_TASK SET_:
1. In the Poisson GLMM excerpt, what variance does the output report for the random intercept of Id?
2. Decide whether each statement agrees with the Poisson GLMM excerpt, giving yes or no with the deciding words quoted: (a) the model was fit by restricted maximum likelihood; (b) the data frame used is named dfsim; (c) check_model is run on glmm.rank.poiss.
3. In the Poisson GLMM excerpt, rewrite the stretch from "4.3 Poisson GLMM" through "data = dfsim)", putting "dfobs" wherever "dfsim" appears.

4.3 Poisson GLMM for position within foraging groups

glmm.rank.poiss = glmer(rank ~ 1 + (1|Id), 
                        family = "poisson", 
                        data = dfsim)
summary(glmm.rank.poiss)
Generalized linear mixed model fit by maximum likelihood (Laplace
  Approximation) [glmerMod]
 Family: poisson  ( log )
Formula: rank ~ 1 + (1 | Id)
   Data: dfsim

     AIC      BIC   logLik deviance df.resid 
 34608.4  34622.8 -17302.2  34604.4     9998 

Scaled residuals: 
      Min        1Q    Median        3Q       Max 
-0.030633 -0.004974  0.001646  0.004199  0.005237 

Random effects:
 Groups Name        Variance Std.Dev.
 Id     (Intercept) 0.4764   0.6902  
Number of obs: 10000, groups:  Id, 100

Fixed effects:
            Estimate Std. Error z value Pr(>|z|)    
(Intercept)  1.51255    0.06928   21.83   <2e-16 ***
---
Signif. codes:  0 '***' 0.001 '**' 0.01 '*' 0.05 '.' 0.1 ' ' 1
Code
report_table(glmm.rank.poiss) %>% kable()
Parameter Coefficient CI CI_low CI_high z df_error p Effects Group Std_Coefficient Std_Coefficient_CI_low Std_Coefficient_CI_high Fit
1 (Intercept) 1.5125501 0.95 1.376771 1.648329 21.83363 Inf 0 fixed 1.51255 1.376771 1.648329 NA
2 NA 0.6902276 0.95 NA NA NA NA NA random Id NA NA NA NA
3 NA NA NA NA NA NA NA NA NA NA NA NA NA NA
4 AIC NA NA NA NA NA NA NA NA NA NA NA NA 3.460840e+04
5 AICc NA NA NA NA NA NA NA NA NA NA NA NA 3.460840e+04
6 BIC NA NA NA NA NA NA NA NA NA NA NA NA 3.462282e+04
7 R2 (conditional) NA NA NA NA NA NA NA NA NA NA NA NA 7.052244e-01
8 R2 (marginal) NA NA NA NA NA NA NA NA NA NA NA NA 0.000000e+00
11 Sigma NA NA NA NA NA NA NA NA NA NA NA NA 1.000000e+00
Code
check_model(glmm.rank.poiss)

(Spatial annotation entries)
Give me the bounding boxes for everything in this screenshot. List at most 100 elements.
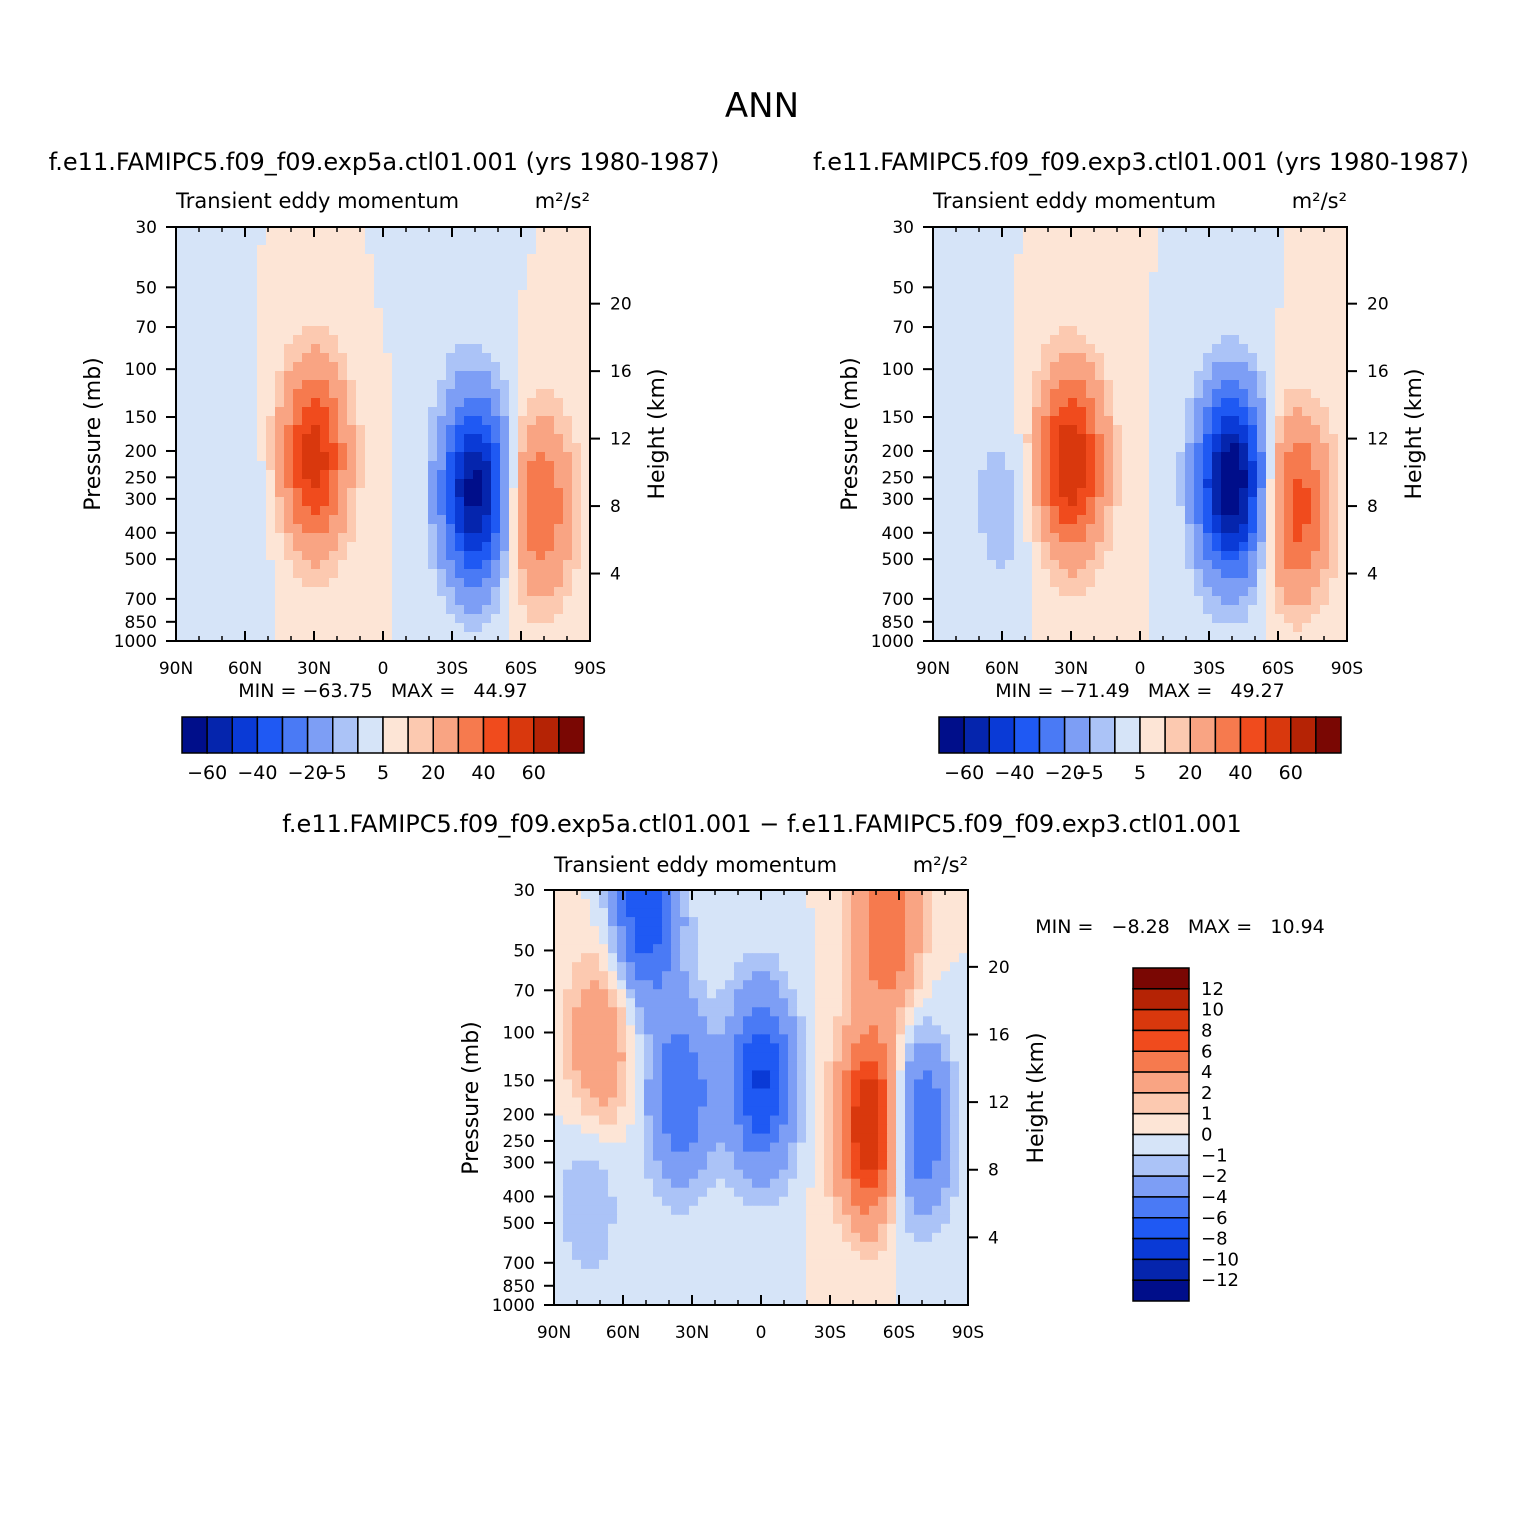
heatmap-cell bbox=[275, 515, 285, 525]
heatmap-cell bbox=[374, 281, 384, 291]
heatmap-cell bbox=[527, 434, 537, 444]
heatmap-cell bbox=[1248, 326, 1258, 336]
heatmap-cell bbox=[806, 908, 816, 918]
heatmap-cell bbox=[689, 953, 699, 963]
heatmap-cell bbox=[914, 908, 924, 918]
heatmap-cell bbox=[1059, 506, 1069, 516]
heatmap-cell bbox=[536, 317, 546, 327]
heatmap-cell bbox=[978, 452, 988, 462]
heatmap-cell bbox=[1239, 299, 1249, 309]
heatmap-cell bbox=[248, 344, 258, 354]
heatmap-cell bbox=[1122, 578, 1132, 588]
heatmap-cell bbox=[410, 299, 420, 309]
heatmap-cell bbox=[987, 560, 997, 570]
heatmap-cell bbox=[338, 578, 348, 588]
heatmap-cell bbox=[491, 470, 501, 480]
heatmap-cell bbox=[185, 407, 195, 417]
heatmap-cell bbox=[293, 560, 303, 570]
heatmap-cell bbox=[410, 488, 420, 498]
heatmap-cell bbox=[572, 971, 582, 981]
heatmap-cell bbox=[752, 935, 762, 945]
heatmap-cell bbox=[338, 443, 348, 453]
heatmap-cell bbox=[212, 533, 222, 543]
heatmap-cell bbox=[194, 569, 204, 579]
heatmap-cell bbox=[1320, 497, 1330, 507]
heatmap-cell bbox=[500, 254, 510, 264]
heatmap-cell bbox=[500, 533, 510, 543]
heatmap-cell bbox=[536, 605, 546, 615]
heatmap-cell bbox=[1059, 281, 1069, 291]
heatmap-cell bbox=[978, 254, 988, 264]
heatmap-cell bbox=[347, 533, 357, 543]
heatmap-cell bbox=[1095, 407, 1105, 417]
heatmap-cell bbox=[1140, 308, 1150, 318]
heatmap-cell bbox=[419, 344, 429, 354]
heatmap-cell bbox=[329, 551, 339, 561]
heatmap-cell bbox=[1320, 506, 1330, 516]
heatmap-cell bbox=[1194, 533, 1204, 543]
heatmap-cell bbox=[1059, 479, 1069, 489]
heatmap-cell bbox=[410, 254, 420, 264]
heatmap-cell bbox=[248, 587, 258, 597]
heatmap-cell bbox=[1257, 407, 1267, 417]
heatmap-cell bbox=[1149, 425, 1159, 435]
heatmap-cell bbox=[392, 470, 402, 480]
heatmap-cell bbox=[284, 407, 294, 417]
heatmap-cell bbox=[960, 524, 970, 534]
heatmap-cell bbox=[554, 926, 564, 936]
heatmap-cell bbox=[590, 926, 600, 936]
heatmap-cell bbox=[428, 425, 438, 435]
heatmap-cell bbox=[572, 578, 582, 588]
heatmap-cell bbox=[563, 623, 573, 633]
heatmap-cell bbox=[653, 908, 663, 918]
heatmap-cell bbox=[1302, 236, 1312, 246]
heatmap-cell bbox=[1293, 524, 1303, 534]
heatmap-cell bbox=[1059, 605, 1069, 615]
heatmap-cell bbox=[536, 362, 546, 372]
heatmap-cell bbox=[365, 461, 375, 471]
heatmap-cell bbox=[1167, 506, 1177, 516]
heatmap-cell bbox=[356, 299, 366, 309]
heatmap-cell bbox=[275, 425, 285, 435]
heatmap-cell bbox=[960, 326, 970, 336]
heatmap-cell bbox=[482, 479, 492, 489]
heatmap-cell bbox=[987, 596, 997, 606]
heatmap-cell bbox=[1023, 578, 1033, 588]
heatmap-cell bbox=[266, 308, 276, 318]
heatmap-cell bbox=[1176, 245, 1186, 255]
heatmap-cell bbox=[419, 425, 429, 435]
heatmap-cell bbox=[491, 452, 501, 462]
heatmap-cell bbox=[978, 308, 988, 318]
heatmap-cell bbox=[545, 587, 555, 597]
heatmap-cell bbox=[1005, 578, 1015, 588]
heatmap-cell bbox=[383, 272, 393, 282]
heatmap-cell bbox=[248, 254, 258, 264]
heatmap-cell bbox=[1059, 236, 1069, 246]
heatmap-cell bbox=[933, 497, 943, 507]
heatmap-cell bbox=[1212, 560, 1222, 570]
heatmap-cell bbox=[518, 317, 528, 327]
heatmap-cell bbox=[1032, 461, 1042, 471]
heatmap-cell bbox=[626, 944, 636, 954]
heatmap-cell bbox=[581, 917, 591, 927]
heatmap-cell bbox=[356, 488, 366, 498]
heatmap-cell bbox=[1023, 533, 1033, 543]
heatmap-cell bbox=[1041, 506, 1051, 516]
heatmap-cell bbox=[1257, 236, 1267, 246]
heatmap-cell bbox=[194, 461, 204, 471]
heatmap-cell bbox=[374, 371, 384, 381]
heatmap-cell bbox=[869, 980, 879, 990]
heatmap-cell bbox=[338, 434, 348, 444]
heatmap-cell bbox=[1284, 299, 1294, 309]
heatmap-cell bbox=[563, 290, 573, 300]
heatmap-cell bbox=[1095, 542, 1105, 552]
heatmap-cell bbox=[1320, 578, 1330, 588]
heatmap-cell bbox=[419, 353, 429, 363]
heatmap-cell bbox=[1014, 551, 1024, 561]
heatmap-cell bbox=[1041, 335, 1051, 345]
heatmap-cell bbox=[987, 254, 997, 264]
heatmap-cell bbox=[1149, 524, 1159, 534]
heatmap-cell bbox=[933, 263, 943, 273]
heatmap-cell bbox=[933, 452, 943, 462]
heatmap-cell bbox=[518, 461, 528, 471]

_EXERCISE RESPONSES_:
1. 0.4764

2.
(a) No: "fit by maximum likelihood"
(b) Yes: "Data: dfsim"
(c) Yes: "check_model(glmm.rank.poiss)"

3.
4.3 Poisson GLMM for position within foraging groups

glmm.rank.poiss = glmer(rank ~ 1 + (1|Id), 
                        family = "poisson", 
                        data = dfobs)